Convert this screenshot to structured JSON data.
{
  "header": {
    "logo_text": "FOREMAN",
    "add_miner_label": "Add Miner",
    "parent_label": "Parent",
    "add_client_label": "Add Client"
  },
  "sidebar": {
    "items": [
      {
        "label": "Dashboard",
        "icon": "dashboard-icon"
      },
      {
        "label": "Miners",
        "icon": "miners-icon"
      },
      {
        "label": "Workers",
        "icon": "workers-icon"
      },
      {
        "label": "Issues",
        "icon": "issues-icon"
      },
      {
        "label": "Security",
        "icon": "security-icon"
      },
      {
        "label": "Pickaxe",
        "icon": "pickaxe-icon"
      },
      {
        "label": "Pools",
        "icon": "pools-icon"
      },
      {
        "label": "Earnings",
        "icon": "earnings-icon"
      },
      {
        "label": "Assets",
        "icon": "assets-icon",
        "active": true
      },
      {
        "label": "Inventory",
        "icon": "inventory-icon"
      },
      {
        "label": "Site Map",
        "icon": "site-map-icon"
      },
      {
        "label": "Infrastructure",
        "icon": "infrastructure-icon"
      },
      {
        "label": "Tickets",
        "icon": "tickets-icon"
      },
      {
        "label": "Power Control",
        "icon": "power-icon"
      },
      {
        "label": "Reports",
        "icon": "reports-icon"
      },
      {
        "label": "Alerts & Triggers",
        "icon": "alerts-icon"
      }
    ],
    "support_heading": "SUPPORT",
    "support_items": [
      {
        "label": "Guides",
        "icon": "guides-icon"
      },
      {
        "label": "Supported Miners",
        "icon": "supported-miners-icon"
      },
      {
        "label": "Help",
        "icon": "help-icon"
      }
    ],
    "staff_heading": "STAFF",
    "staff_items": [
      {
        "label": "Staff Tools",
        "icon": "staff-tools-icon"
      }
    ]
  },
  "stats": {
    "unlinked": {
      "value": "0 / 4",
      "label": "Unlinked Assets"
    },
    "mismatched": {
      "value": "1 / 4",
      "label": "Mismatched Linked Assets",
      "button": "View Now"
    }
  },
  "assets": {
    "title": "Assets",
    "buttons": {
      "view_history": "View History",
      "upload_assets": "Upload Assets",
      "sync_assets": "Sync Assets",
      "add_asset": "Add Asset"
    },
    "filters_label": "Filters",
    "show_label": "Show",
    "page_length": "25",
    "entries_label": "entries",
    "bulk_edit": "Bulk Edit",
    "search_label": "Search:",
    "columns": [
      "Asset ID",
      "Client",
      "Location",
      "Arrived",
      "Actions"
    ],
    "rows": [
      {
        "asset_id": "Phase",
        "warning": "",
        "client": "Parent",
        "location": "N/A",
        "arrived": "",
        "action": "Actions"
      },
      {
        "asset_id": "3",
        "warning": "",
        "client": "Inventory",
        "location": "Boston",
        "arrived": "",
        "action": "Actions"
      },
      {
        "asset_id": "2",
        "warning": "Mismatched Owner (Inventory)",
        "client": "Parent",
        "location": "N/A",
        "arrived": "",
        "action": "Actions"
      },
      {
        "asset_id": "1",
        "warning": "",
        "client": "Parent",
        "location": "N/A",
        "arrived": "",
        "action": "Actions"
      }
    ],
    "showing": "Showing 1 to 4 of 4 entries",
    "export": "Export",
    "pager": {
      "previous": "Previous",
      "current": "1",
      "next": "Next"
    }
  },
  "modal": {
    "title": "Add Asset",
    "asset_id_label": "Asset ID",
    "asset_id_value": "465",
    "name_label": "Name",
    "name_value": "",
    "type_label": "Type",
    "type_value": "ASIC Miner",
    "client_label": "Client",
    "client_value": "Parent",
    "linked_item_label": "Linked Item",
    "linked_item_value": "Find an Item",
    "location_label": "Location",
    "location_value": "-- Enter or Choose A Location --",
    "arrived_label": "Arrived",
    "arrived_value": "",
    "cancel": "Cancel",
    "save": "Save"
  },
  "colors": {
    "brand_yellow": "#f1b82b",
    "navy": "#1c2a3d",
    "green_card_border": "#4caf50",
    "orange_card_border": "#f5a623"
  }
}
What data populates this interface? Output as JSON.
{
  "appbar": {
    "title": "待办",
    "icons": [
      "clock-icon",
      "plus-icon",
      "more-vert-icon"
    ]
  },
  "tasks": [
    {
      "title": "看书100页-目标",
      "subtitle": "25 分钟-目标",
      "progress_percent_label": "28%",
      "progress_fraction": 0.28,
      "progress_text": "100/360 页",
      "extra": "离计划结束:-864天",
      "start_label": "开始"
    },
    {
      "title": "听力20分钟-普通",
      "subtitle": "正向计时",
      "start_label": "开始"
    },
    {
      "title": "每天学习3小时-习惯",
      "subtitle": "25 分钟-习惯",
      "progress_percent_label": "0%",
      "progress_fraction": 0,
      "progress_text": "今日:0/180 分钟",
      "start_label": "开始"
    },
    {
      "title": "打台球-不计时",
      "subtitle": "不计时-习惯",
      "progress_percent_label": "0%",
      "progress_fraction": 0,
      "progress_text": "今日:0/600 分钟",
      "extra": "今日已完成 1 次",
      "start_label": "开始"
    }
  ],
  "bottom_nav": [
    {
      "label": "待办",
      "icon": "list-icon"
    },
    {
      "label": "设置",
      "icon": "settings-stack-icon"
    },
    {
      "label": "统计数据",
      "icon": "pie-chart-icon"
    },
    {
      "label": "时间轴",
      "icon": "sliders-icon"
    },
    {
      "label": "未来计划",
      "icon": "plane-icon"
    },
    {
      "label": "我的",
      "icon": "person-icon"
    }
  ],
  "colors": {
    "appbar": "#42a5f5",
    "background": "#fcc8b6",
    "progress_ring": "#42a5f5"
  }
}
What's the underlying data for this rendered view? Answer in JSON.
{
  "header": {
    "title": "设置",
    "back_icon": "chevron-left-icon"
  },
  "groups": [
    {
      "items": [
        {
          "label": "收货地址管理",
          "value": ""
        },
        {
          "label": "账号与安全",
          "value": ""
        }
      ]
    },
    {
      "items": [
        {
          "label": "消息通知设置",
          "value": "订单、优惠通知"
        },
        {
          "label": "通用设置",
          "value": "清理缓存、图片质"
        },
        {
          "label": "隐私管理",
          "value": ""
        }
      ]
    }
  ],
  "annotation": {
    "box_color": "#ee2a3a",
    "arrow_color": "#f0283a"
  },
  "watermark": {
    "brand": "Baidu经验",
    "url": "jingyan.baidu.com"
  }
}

Objective: Pick out the lines that have the word "entries". Copy them all.

Answer to this task:
    "entries_label": "entries",
    "showing": "Showing 1 to 4 of 4 entries",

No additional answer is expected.